• **What is expected**
Please answer these questions about the rig control setup post:
1. Whose description is most of the setup based on?
2. What does rigctld handle?
3. What command shows whether a computer has systemd?

My rig control setup

Submitted by Thomas Nilsson on

My setup

Below is a brief description of how I have setup my rig control. Most of it is based on OH1KH excellent description but with a few addons.

The main difference is how I start the rigctld, i.e. the program that handles all communication with the rig. Many, but not all Linuxes, use a startup program nowadays that is called "systemd". Using this you can make rigctld start automagically when you boot your computer. If you see something like below when you run the following command then you have it:

$ systemd --version

The answer must be something like this:

systemd 245 (245.4-4ubuntu3.4)

Records excerpted from a collection

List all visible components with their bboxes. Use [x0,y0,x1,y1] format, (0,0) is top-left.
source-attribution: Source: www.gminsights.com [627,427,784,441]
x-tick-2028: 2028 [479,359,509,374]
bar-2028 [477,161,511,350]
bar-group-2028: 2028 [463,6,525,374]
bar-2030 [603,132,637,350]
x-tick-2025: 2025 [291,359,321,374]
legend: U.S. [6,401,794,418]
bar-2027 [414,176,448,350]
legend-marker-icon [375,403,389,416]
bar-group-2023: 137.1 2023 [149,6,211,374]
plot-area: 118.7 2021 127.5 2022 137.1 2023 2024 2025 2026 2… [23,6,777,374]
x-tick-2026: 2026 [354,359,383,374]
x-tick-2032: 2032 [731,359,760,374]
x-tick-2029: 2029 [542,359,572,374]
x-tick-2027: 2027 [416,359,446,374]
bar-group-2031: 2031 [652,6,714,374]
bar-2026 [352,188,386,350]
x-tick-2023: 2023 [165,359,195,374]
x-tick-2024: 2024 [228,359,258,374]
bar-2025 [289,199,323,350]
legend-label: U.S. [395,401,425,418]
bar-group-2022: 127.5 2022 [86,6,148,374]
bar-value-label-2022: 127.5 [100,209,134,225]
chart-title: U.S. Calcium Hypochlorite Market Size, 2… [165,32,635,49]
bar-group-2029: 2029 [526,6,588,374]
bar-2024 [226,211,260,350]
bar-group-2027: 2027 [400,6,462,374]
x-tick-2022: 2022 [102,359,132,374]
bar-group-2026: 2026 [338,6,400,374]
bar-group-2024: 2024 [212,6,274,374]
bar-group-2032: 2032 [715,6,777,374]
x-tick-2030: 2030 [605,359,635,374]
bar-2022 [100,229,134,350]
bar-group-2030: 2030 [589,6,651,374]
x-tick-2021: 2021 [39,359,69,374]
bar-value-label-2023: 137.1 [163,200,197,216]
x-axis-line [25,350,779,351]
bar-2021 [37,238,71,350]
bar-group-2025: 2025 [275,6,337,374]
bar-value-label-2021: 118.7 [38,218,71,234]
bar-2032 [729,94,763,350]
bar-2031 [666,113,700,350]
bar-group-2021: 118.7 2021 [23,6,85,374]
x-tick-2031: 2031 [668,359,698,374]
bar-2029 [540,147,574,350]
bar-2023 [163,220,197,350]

• **Response area**
1. OH1KH's
2. All communication with the rig
3. systemd --version